Please retype the records below exactly, leaving out any pictures.
>> START Extracted entries
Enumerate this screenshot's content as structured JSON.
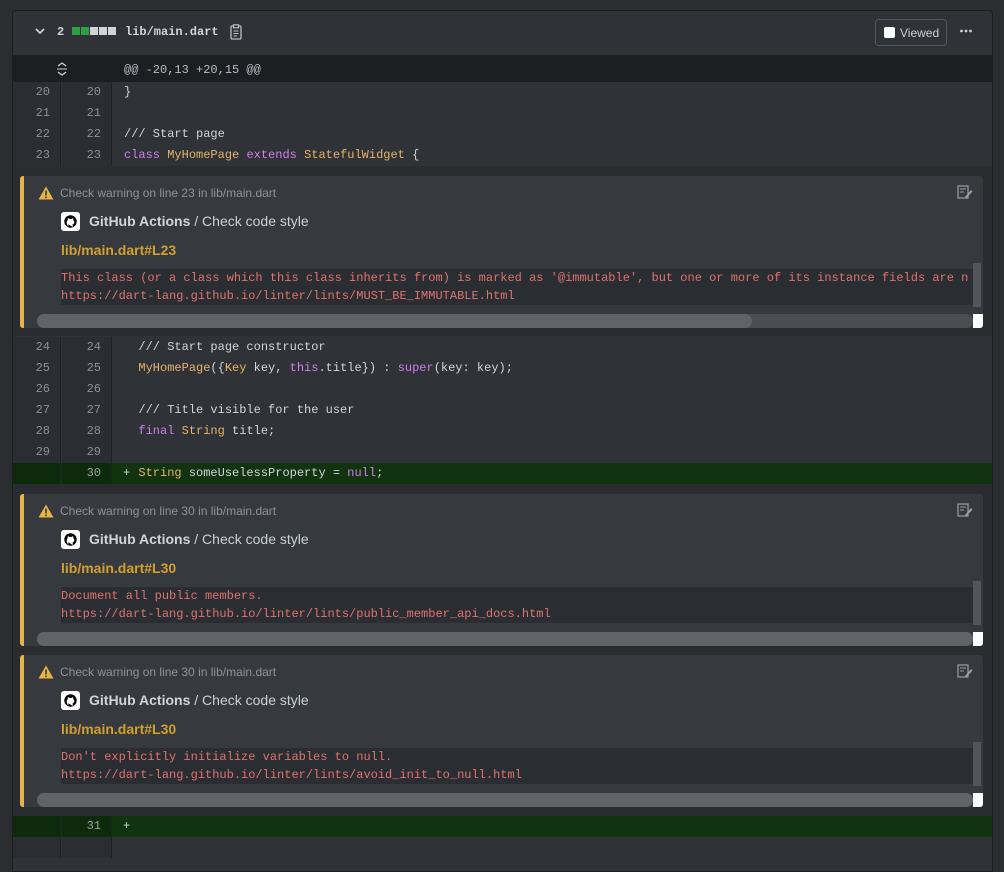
{
  "file": {
    "diff_count": "2",
    "diffstat": [
      "add",
      "add",
      "neutral",
      "neutral",
      "neutral"
    ],
    "filename": "lib/main.dart",
    "viewed_label": "Viewed"
  },
  "hunk": {
    "header": "@@ -20,13 +20,15 @@"
  },
  "lines_top": [
    {
      "old": "20",
      "new": "20",
      "code": "}"
    },
    {
      "old": "21",
      "new": "21",
      "code": ""
    },
    {
      "old": "22",
      "new": "22",
      "code": "/// Start page"
    },
    {
      "old": "23",
      "new": "23",
      "code": "class MyHomePage extends StatefulWidget {"
    }
  ],
  "lines_mid": [
    {
      "old": "24",
      "new": "24",
      "code": "  /// Start page constructor"
    },
    {
      "old": "25",
      "new": "25",
      "code": "  MyHomePage({Key key, this.title}) : super(key: key);"
    },
    {
      "old": "26",
      "new": "26",
      "code": ""
    },
    {
      "old": "27",
      "new": "27",
      "code": "  /// Title visible for the user"
    },
    {
      "old": "28",
      "new": "28",
      "code": "  final String title;"
    },
    {
      "old": "29",
      "new": "29",
      "code": ""
    }
  ],
  "line_added_30": {
    "old": "",
    "new": "30",
    "mark": "+",
    "code": "  String someUselessProperty = null;"
  },
  "line_added_31": {
    "old": "",
    "new": "31",
    "mark": "+",
    "code": ""
  },
  "annotations": [
    {
      "title": "Check warning on line 23 in lib/main.dart",
      "app": "GitHub Actions",
      "check": " / Check code style",
      "link": "lib/main.dart#L23",
      "message": [
        "This class (or a class which this class inherits from) is marked as '@immutable', but one or more of its instance fields are n",
        "https://dart-lang.github.io/linter/lints/MUST_BE_IMMUTABLE.html"
      ]
    },
    {
      "title": "Check warning on line 30 in lib/main.dart",
      "app": "GitHub Actions",
      "check": " / Check code style",
      "link": "lib/main.dart#L30",
      "message": [
        "Document all public members.",
        "https://dart-lang.github.io/linter/lints/public_member_api_docs.html"
      ]
    },
    {
      "title": "Check warning on line 30 in lib/main.dart",
      "app": "GitHub Actions",
      "check": " / Check code style",
      "link": "lib/main.dart#L30",
      "message": [
        "Don't explicitly initialize variables to null.",
        "https://dart-lang.github.io/linter/lints/avoid_init_to_null.html"
      ]
    }
  ],
  "colors": {
    "warning_accent": "#e5b545",
    "link": "#d4a02c",
    "message_text": "#e0736f",
    "added_row": "#12330f",
    "diffstat_add": "#2ea043"
  }
}
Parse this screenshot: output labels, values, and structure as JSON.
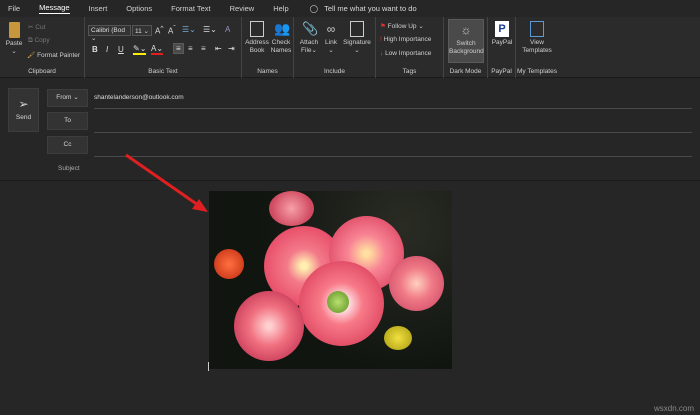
{
  "tabs": [
    "File",
    "Message",
    "Insert",
    "Options",
    "Format Text",
    "Review",
    "Help"
  ],
  "active_tab": "Message",
  "tell_me": "Tell me what you want to do",
  "clipboard": {
    "paste": "Paste",
    "cut": "Cut",
    "copy": "Copy",
    "format_painter": "Format Painter",
    "label": "Clipboard"
  },
  "basic_text": {
    "font": "Calibri (Bod",
    "size": "11",
    "bold": "B",
    "italic": "I",
    "underline": "U",
    "label": "Basic Text"
  },
  "names": {
    "address_book": [
      "Address",
      "Book"
    ],
    "check_names": [
      "Check",
      "Names"
    ],
    "label": "Names"
  },
  "include": {
    "attach": [
      "Attach",
      "File"
    ],
    "link": "Link",
    "signature": "Signature",
    "label": "Include"
  },
  "tags": {
    "follow_up": "Follow Up",
    "high": "High Importance",
    "low": "Low Importance",
    "label": "Tags"
  },
  "dark_mode": {
    "button": [
      "Switch",
      "Background"
    ],
    "label": "Dark Mode"
  },
  "paypal": {
    "button": "PayPal",
    "label": "PayPal"
  },
  "templates": {
    "button": [
      "View",
      "Templates"
    ],
    "label": "My Templates"
  },
  "compose": {
    "send": "Send",
    "from": "From",
    "from_value": "shantelanderson@outlook.com",
    "to": "To",
    "cc": "Cc",
    "subject": "Subject"
  },
  "watermark": "wsxdn.com"
}
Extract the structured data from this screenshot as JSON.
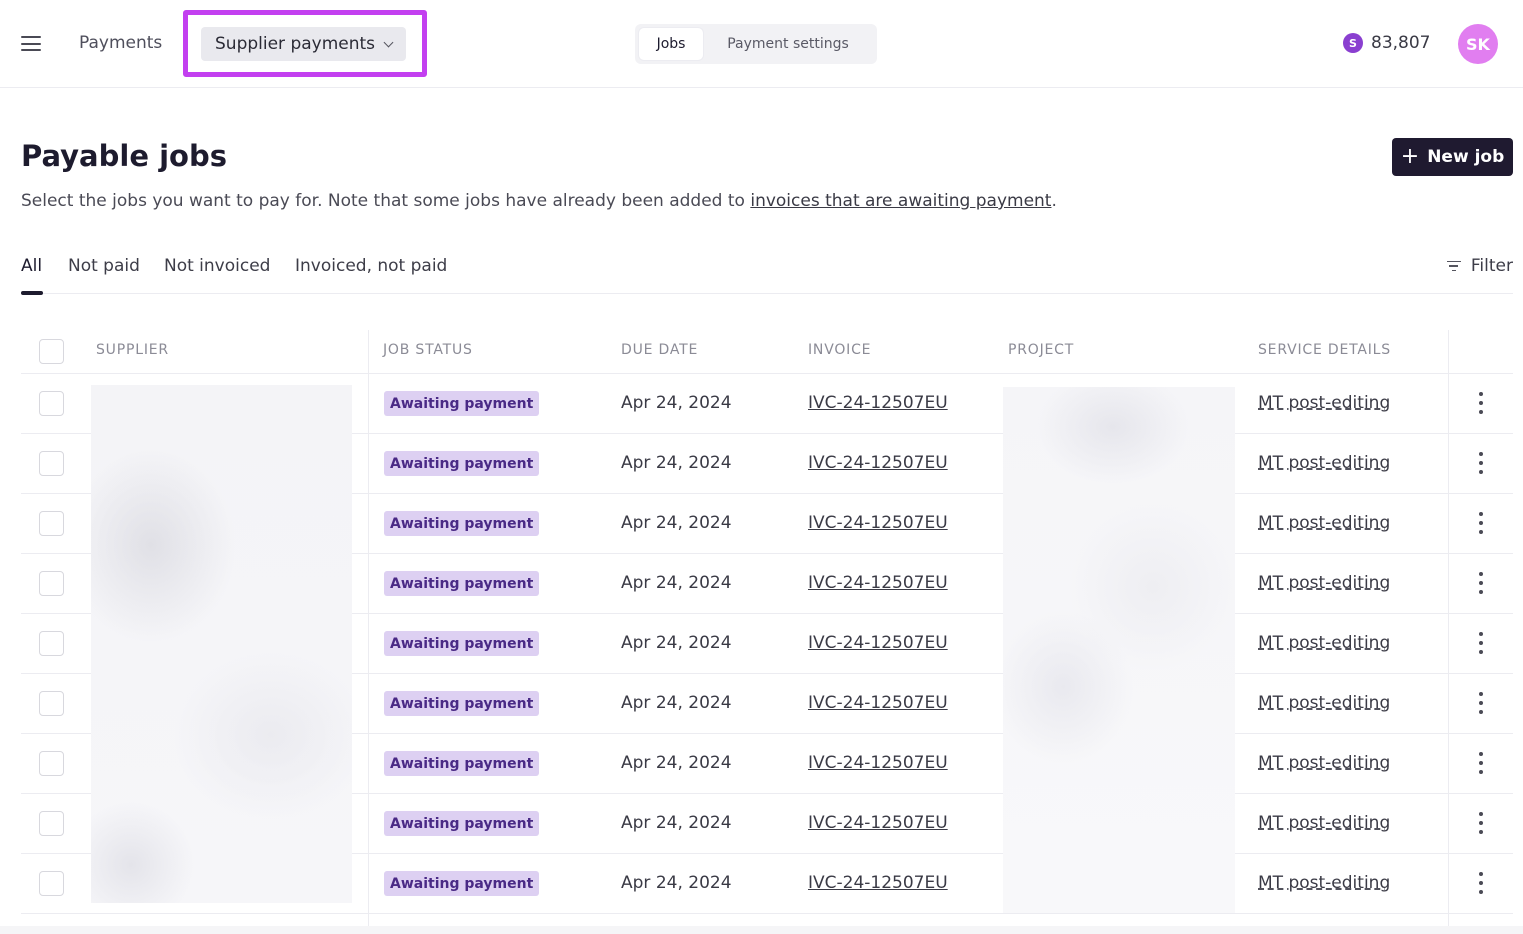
>> END Extracted entries
**Task result**
Enumerate this screenshot's content as structured JSON.
{
  "file": {
    "diff_count": "2",
    "diffstat": [
      "add",
      "add",
      "neutral",
      "neutral",
      "neutral"
    ],
    "filename": "lib/main.dart",
    "viewed_label": "Viewed"
  },
  "hunk": {
    "header": "@@ -20,13 +20,15 @@"
  },
  "lines_top": [
    {
      "old": "20",
      "new": "20",
      "code": "}"
    },
    {
      "old": "21",
      "new": "21",
      "code": ""
    },
    {
      "old": "22",
      "new": "22",
      "code": "/// Start page"
    },
    {
      "old": "23",
      "new": "23",
      "code": "class MyHomePage extends StatefulWidget {"
    }
  ],
  "lines_mid": [
    {
      "old": "24",
      "new": "24",
      "code": "  /// Start page constructor"
    },
    {
      "old": "25",
      "new": "25",
      "code": "  MyHomePage({Key key, this.title}) : super(key: key);"
    },
    {
      "old": "26",
      "new": "26",
      "code": ""
    },
    {
      "old": "27",
      "new": "27",
      "code": "  /// Title visible for the user"
    },
    {
      "old": "28",
      "new": "28",
      "code": "  final String title;"
    },
    {
      "old": "29",
      "new": "29",
      "code": ""
    }
  ],
  "line_added_30": {
    "old": "",
    "new": "30",
    "mark": "+",
    "code": "  String someUselessProperty = null;"
  },
  "line_added_31": {
    "old": "",
    "new": "31",
    "mark": "+",
    "code": ""
  },
  "annotations": [
    {
      "title": "Check warning on line 23 in lib/main.dart",
      "app": "GitHub Actions",
      "check": " / Check code style",
      "link": "lib/main.dart#L23",
      "message": [
        "This class (or a class which this class inherits from) is marked as '@immutable', but one or more of its instance fields are n",
        "https://dart-lang.github.io/linter/lints/MUST_BE_IMMUTABLE.html"
      ]
    },
    {
      "title": "Check warning on line 30 in lib/main.dart",
      "app": "GitHub Actions",
      "check": " / Check code style",
      "link": "lib/main.dart#L30",
      "message": [
        "Document all public members.",
        "https://dart-lang.github.io/linter/lints/public_member_api_docs.html"
      ]
    },
    {
      "title": "Check warning on line 30 in lib/main.dart",
      "app": "GitHub Actions",
      "check": " / Check code style",
      "link": "lib/main.dart#L30",
      "message": [
        "Don't explicitly initialize variables to null.",
        "https://dart-lang.github.io/linter/lints/avoid_init_to_null.html"
      ]
    }
  ],
  "colors": {
    "warning_accent": "#e5b545",
    "link": "#d4a02c",
    "message_text": "#e0736f",
    "added_row": "#12330f",
    "diffstat_add": "#2ea043"
  }
}
Parse this screenshot: output labels, values, and structure as JSON.
{
  "tabs": [
    "File",
    "Message",
    "Insert",
    "Options",
    "Format Text",
    "Review",
    "Help"
  ],
  "active_tab": "Message",
  "tell_me": "Tell me what you want to do",
  "clipboard": {
    "paste": "Paste",
    "cut": "Cut",
    "copy": "Copy",
    "format_painter": "Format Painter",
    "label": "Clipboard"
  },
  "basic_text": {
    "font": "Calibri (Bod",
    "size": "11",
    "bold": "B",
    "italic": "I",
    "underline": "U",
    "label": "Basic Text"
  },
  "names": {
    "address_book": [
      "Address",
      "Book"
    ],
    "check_names": [
      "Check",
      "Names"
    ],
    "label": "Names"
  },
  "include": {
    "attach": [
      "Attach",
      "File"
    ],
    "link": "Link",
    "signature": "Signature",
    "label": "Include"
  },
  "tags": {
    "follow_up": "Follow Up",
    "high": "High Importance",
    "low": "Low Importance",
    "label": "Tags"
  },
  "dark_mode": {
    "button": [
      "Switch",
      "Background"
    ],
    "label": "Dark Mode"
  },
  "paypal": {
    "button": "PayPal",
    "label": "PayPal"
  },
  "templates": {
    "button": [
      "View",
      "Templates"
    ],
    "label": "My Templates"
  },
  "compose": {
    "send": "Send",
    "from": "From",
    "from_value": "shantelanderson@outlook.com",
    "to": "To",
    "cc": "Cc",
    "subject": "Subject"
  },
  "watermark": "wsxdn.com"
}
Extract the structured data from this screenshot as JSON.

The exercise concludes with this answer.